[Begin Data excerpts]

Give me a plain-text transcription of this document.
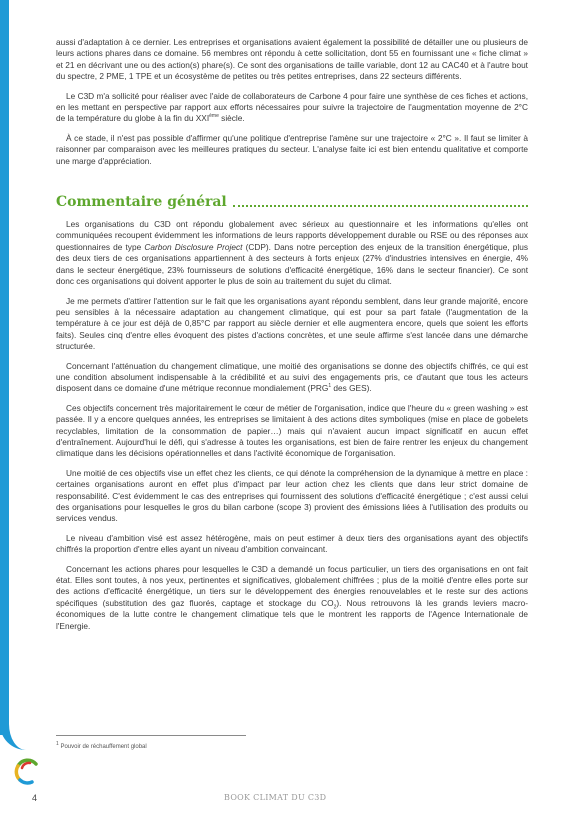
aussi d'adaptation à ce dernier. Les entreprises et organisations avaient également la possibilité de détailler une ou plusieurs de leurs actions phares dans ce domaine. 56 membres ont répondu à cette sollicitation, dont 55 en fournissant une « fiche climat » et 21 en décrivant une ou des action(s) phare(s). Ce sont des organisations de taille variable, dont 12 au CAC40 et à l'autre bout du spectre, 2 PME, 1 TPE et un écosystème de petites ou très petites entreprises, dans 22 secteurs différents.

Le C3D m'a sollicité pour réaliser avec l'aide de collaborateurs de Carbone 4 pour faire une synthèse de ces fiches et actions, en les mettant en perspective par rapport aux efforts nécessaires pour suivre la trajectoire de l'augmentation moyenne de 2°C de la température du globe à la fin du XXIème siècle.

À ce stade, il n'est pas possible d'affirmer qu'une politique d'entreprise l'amène sur une trajectoire « 2°C ». Il faut se limiter à raisonner par comparaison avec les meilleures pratiques du secteur. L'analyse faite ici est bien entendu qualitative et comporte une marge d'appréciation.

Commentaire général

Les organisations du C3D ont répondu globalement avec sérieux au questionnaire et les informations qu'elles ont communiquées recoupent évidemment les informations de leurs rapports développement durable ou RSE ou des réponses aux questionnaires de type Carbon Disclosure Project (CDP). Dans notre perception des enjeux de la transition énergétique, plus des deux tiers de ces organisations appartiennent à des secteurs à forts enjeux (27% d'industries intensives en énergie, 4% dans le secteur énergétique, 23% fournisseurs de solutions d'efficacité énergétique, 16% dans le secteur financier). Ce sont donc ces organisations qui doivent apporter le plus de soin au traitement du sujet du climat.

Je me permets d'attirer l'attention sur le fait que les organisations ayant répondu semblent, dans leur grande majorité, encore peu sensibles à la nécessaire adaptation au changement climatique, qui est pour sa part fatale (l'augmentation de la température à ce jour est déjà de 0,85°C par rapport au siècle dernier et elle augmentera encore, quels que soient les efforts faits). Seules cinq d'entre elles évoquent des pistes d'actions concrètes, et une seule affirme s'est lancée dans une démarche structurée.

Concernant l'atténuation du changement climatique, une moitié des organisations se donne des objectifs chiffrés, ce qui est une condition absolument indispensable à la crédibilité et au suivi des engagements pris, ce d'autant que tous les acteurs disposent dans ce domaine d'une métrique reconnue mondialement (PRG$^1$ des GES).

Ces objectifs concernent très majoritairement le cœur de métier de l'organisation, indice que l'heure du « green washing » est passée. Il y a encore quelques années, les entreprises se limitaient à des actions dites symboliques (mise en place de gobelets recyclables, limitation de la consommation de papier…) mais qui n'avaient aucun impact significatif en aucun effet d'entraînement. Aujourd'hui le défi, qui s'adresse à toutes les organisations, est bien de faire rentrer les enjeux du changement climatique dans les décisions opérationnelles et dans l'activité économique de l'organisation.

Une moitié de ces objectifs vise un effet chez les clients, ce qui dénote la compréhension de la dynamique à mettre en place : certaines organisations auront en effet plus d'impact par leur action chez les clients que dans leur strict domaine de responsabilité. C'est évidemment le cas des entreprises qui fournissent des solutions d'efficacité énergétique ; c'est aussi celui des organisations pour lesquelles le gros du bilan carbone (scope 3) provient des émissions liées à l'utilisation des produits ou services vendus.

Le niveau d'ambition visé est assez hétérogène, mais on peut estimer à deux tiers des organisations ayant des objectifs chiffrés la proportion d'entre elles ayant un niveau d'ambition convaincant.

Concernant les actions phares pour lesquelles le C3D a demandé un focus particulier, un tiers des organisations en ont fait état. Elles sont toutes, à nos yeux, pertinentes et significatives, globalement chiffrées ; plus de la moitié d'entre elles porte sur des actions d'efficacité énergétique, un tiers sur le développement des énergies renouvelables et le reste sur des actions spécifiques (substitution des gaz fluorés, captage et stockage du $CO_2$). Nous retrouvons là les grands leviers macro-économiques de la lutte contre le changement climatique tels que le montrent les rapports de l'Agence Internationale de l'Energie.

$^1$ Pouvoir de réchauffement global
4	BOOK CLIMAT DU C3D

[End Data excerpts]

Repeat all of the entries word for word, but omit the pictures.

Give me a plain-text transcription of this document.
aussi d'adaptation à ce dernier. Les entreprises et organisations avaient également la possibilité de détailler une ou plusieurs de leurs actions phares dans ce domaine. 56 membres ont répondu à cette sollicitation, dont 55 en fournissant une « fiche climat » et 21 en décrivant une ou des action(s) phare(s). Ce sont des organisations de taille variable, dont 12 au CAC40 et à l'autre bout du spectre, 2 PME, 1 TPE et un écosystème de petites ou très petites entreprises, dans 22 secteurs différents.

Le C3D m'a sollicité pour réaliser avec l'aide de collaborateurs de Carbone 4 pour faire une synthèse de ces fiches et actions, en les mettant en perspective par rapport aux efforts nécessaires pour suivre la trajectoire de l'augmentation moyenne de 2°C de la température du globe à la fin du XXIème siècle.

À ce stade, il n'est pas possible d'affirmer qu'une politique d'entreprise l'amène sur une trajectoire « 2°C ». Il faut se limiter à raisonner par comparaison avec les meilleures pratiques du secteur. L'analyse faite ici est bien entendu qualitative et comporte une marge d'appréciation.

Commentaire général

Les organisations du C3D ont répondu globalement avec sérieux au questionnaire et les informations qu'elles ont communiquées recoupent évidemment les informations de leurs rapports développement durable ou RSE ou des réponses aux questionnaires de type Carbon Disclosure Project (CDP). Dans notre perception des enjeux de la transition énergétique, plus des deux tiers de ces organisations appartiennent à des secteurs à forts enjeux (27% d'industries intensives en énergie, 4% dans le secteur énergétique, 23% fournisseurs de solutions d'efficacité énergétique, 16% dans le secteur financier). Ce sont donc ces organisations qui doivent apporter le plus de soin au traitement du sujet du climat.

Je me permets d'attirer l'attention sur le fait que les organisations ayant répondu semblent, dans leur grande majorité, encore peu sensibles à la nécessaire adaptation au changement climatique, qui est pour sa part fatale (l'augmentation de la température à ce jour est déjà de 0,85°C par rapport au siècle dernier et elle augmentera encore, quels que soient les efforts faits). Seules cinq d'entre elles évoquent des pistes d'actions concrètes, et une seule affirme s'est lancée dans une démarche structurée.

Concernant l'atténuation du changement climatique, une moitié des organisations se donne des objectifs chiffrés, ce qui est une condition absolument indispensable à la crédibilité et au suivi des engagements pris, ce d'autant que tous les acteurs disposent dans ce domaine d'une métrique reconnue mondialement (PRG$^1$ des GES).

Ces objectifs concernent très majoritairement le cœur de métier de l'organisation, indice que l'heure du « green washing » est passée. Il y a encore quelques années, les entreprises se limitaient à des actions dites symboliques (mise en place de gobelets recyclables, limitation de la consommation de papier…) mais qui n'avaient aucun impact significatif en aucun effet d'entraînement. Aujourd'hui le défi, qui s'adresse à toutes les organisations, est bien de faire rentrer les enjeux du changement climatique dans les décisions opérationnelles et dans l'activité économique de l'organisation.

Une moitié de ces objectifs vise un effet chez les clients, ce qui dénote la compréhension de la dynamique à mettre en place : certaines organisations auront en effet plus d'impact par leur action chez les clients que dans leur strict domaine de responsabilité. C'est évidemment le cas des entreprises qui fournissent des solutions d'efficacité énergétique ; c'est aussi celui des organisations pour lesquelles le gros du bilan carbone (scope 3) provient des émissions liées à l'utilisation des produits ou services vendus.

Le niveau d'ambition visé est assez hétérogène, mais on peut estimer à deux tiers des organisations ayant des objectifs chiffrés la proportion d'entre elles ayant un niveau d'ambition convaincant.

Concernant les actions phares pour lesquelles le C3D a demandé un focus particulier, un tiers des organisations en ont fait état. Elles sont toutes, à nos yeux, pertinentes et significatives, globalement chiffrées ; plus de la moitié d'entre elles porte sur des actions d'efficacité énergétique, un tiers sur le développement des énergies renouvelables et le reste sur des actions spécifiques (substitution des gaz fluorés, captage et stockage du $CO_2$). Nous retrouvons là les grands leviers macro-économiques de la lutte contre le changement climatique tels que le montrent les rapports de l'Agence Internationale de l'Energie.

$^1$ Pouvoir de réchauffement global
4	BOOK CLIMAT DU C3D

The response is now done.